-- Task details --
All of the data should be output character for character, except the pictures.

--*--

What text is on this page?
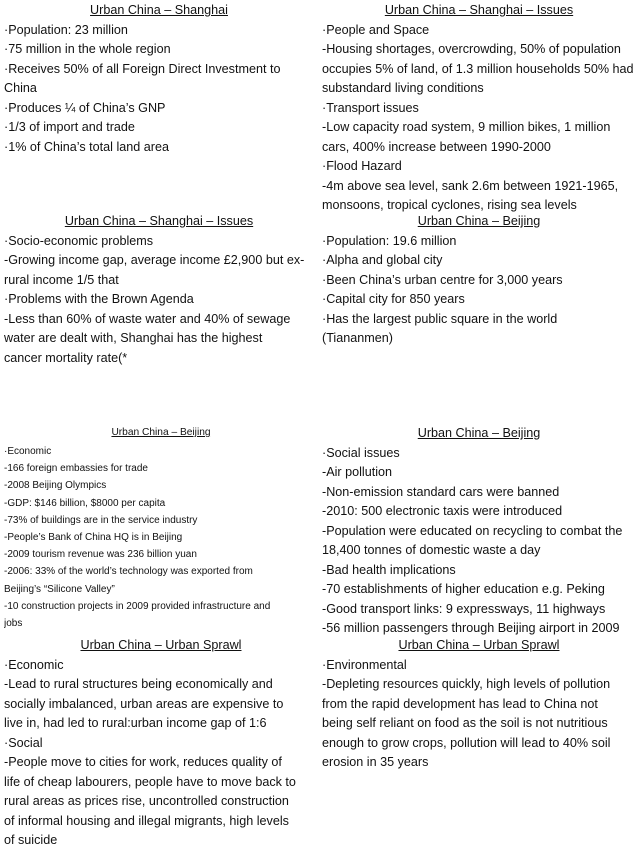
Urban China – Shanghai

·Population: 23 million

·75 million in the whole region

·Receives 50% of all Foreign Direct Investment to

China

·Produces ¼ of China’s GNP

·1/3 of import and trade

·1% of China’s total land area

Urban China – Shanghai – Issues

·People and Space

-Housing shortages, overcrowding, 50% of population

occupies 5% of land, of 1.3 million households 50% had

substandard living conditions

·Transport issues

-Low capacity road system, 9 million bikes, 1 million

cars, 400% increase between 1990-2000

·Flood Hazard

-4m above sea level, sank 2.6m between 1921-1965,

monsoons, tropical cyclones, rising sea levels

Urban China – Shanghai – Issues

·Socio-economic problems

-Growing income gap, average income £2,900 but ex-

rural income 1/5 that

·Problems with the Brown Agenda

-Less than 60% of waste water and 40% of sewage

water are dealt with, Shanghai has the highest

cancer mortality rate(*

Urban China – Beijing

·Population: 19.6 million

·Alpha and global city

·Been China’s urban centre for 3,000 years

·Capital city for 850 years

·Has the largest public square in the world

(Tiananmen)

Urban China – Beijing

·Economic

-166 foreign embassies for trade

-2008 Beijing Olympics

-GDP: $146 billion, $8000 per capita

-73% of buildings are in the service industry

-People’s Bank of China HQ is in Beijing

-2009 tourism revenue was 236 billion yuan

-2006: 33% of the world’s technology was exported from

Beijing’s “Silicone Valley”

-10 construction projects in 2009 provided infrastructure and

jobs

Urban China – Beijing

·Social issues

-Air pollution

-Non-emission standard cars were banned

-2010: 500 electronic taxis were introduced

-Population were educated on recycling to combat the

18,400 tonnes of domestic waste a day

-Bad health implications

-70 establishments of higher education e.g. Peking

-Good transport links: 9 expressways, 11 highways

-56 million passengers through Beijing airport in 2009

Urban China – Urban Sprawl

·Economic

-Lead to rural structures being economically and

socially imbalanced, urban areas are expensive to

live in, had led to rural:urban income gap of 1:6

·Social

-People move to cities for work, reduces quality of

life of cheap labourers, people have to move back to

rural areas as prices rise, uncontrolled construction

of informal housing and illegal migrants, high levels

of suicide

Urban China – Urban Sprawl

·Environmental

-Depleting resources quickly, high levels of pollution

from the rapid development has lead to China not

being self reliant on food as the soil is not nutritious

enough to grow crops, pollution will lead to 40% soil

erosion in 35 years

--*--

-- Solution to the problem --
What text is on this page?
Urban China – Shanghai

·Population: 23 million

·75 million in the whole region

·Receives 50% of all Foreign Direct Investment to

China

·Produces ¼ of China’s GNP

·1/3 of import and trade

·1% of China’s total land area

Urban China – Shanghai – Issues

·People and Space

-Housing shortages, overcrowding, 50% of population

occupies 5% of land, of 1.3 million households 50% had

substandard living conditions

·Transport issues

-Low capacity road system, 9 million bikes, 1 million

cars, 400% increase between 1990-2000

·Flood Hazard

-4m above sea level, sank 2.6m between 1921-1965,

monsoons, tropical cyclones, rising sea levels

Urban China – Shanghai – Issues

·Socio-economic problems

-Growing income gap, average income £2,900 but ex-

rural income 1/5 that

·Problems with the Brown Agenda

-Less than 60% of waste water and 40% of sewage

water are dealt with, Shanghai has the highest

cancer mortality rate(*

Urban China – Beijing

·Population: 19.6 million

·Alpha and global city

·Been China’s urban centre for 3,000 years

·Capital city for 850 years

·Has the largest public square in the world

(Tiananmen)

Urban China – Beijing

·Economic

-166 foreign embassies for trade

-2008 Beijing Olympics

-GDP: $146 billion, $8000 per capita

-73% of buildings are in the service industry

-People’s Bank of China HQ is in Beijing

-2009 tourism revenue was 236 billion yuan

-2006: 33% of the world’s technology was exported from

Beijing’s “Silicone Valley”

-10 construction projects in 2009 provided infrastructure and

jobs

Urban China – Beijing

·Social issues

-Air pollution

-Non-emission standard cars were banned

-2010: 500 electronic taxis were introduced

-Population were educated on recycling to combat the

18,400 tonnes of domestic waste a day

-Bad health implications

-70 establishments of higher education e.g. Peking

-Good transport links: 9 expressways, 11 highways

-56 million passengers through Beijing airport in 2009

Urban China – Urban Sprawl

·Economic

-Lead to rural structures being economically and

socially imbalanced, urban areas are expensive to

live in, had led to rural:urban income gap of 1:6

·Social

-People move to cities for work, reduces quality of

life of cheap labourers, people have to move back to

rural areas as prices rise, uncontrolled construction

of informal housing and illegal migrants, high levels

of suicide

Urban China – Urban Sprawl

·Environmental

-Depleting resources quickly, high levels of pollution

from the rapid development has lead to China not

being self reliant on food as the soil is not nutritious

enough to grow crops, pollution will lead to 40% soil

erosion in 35 years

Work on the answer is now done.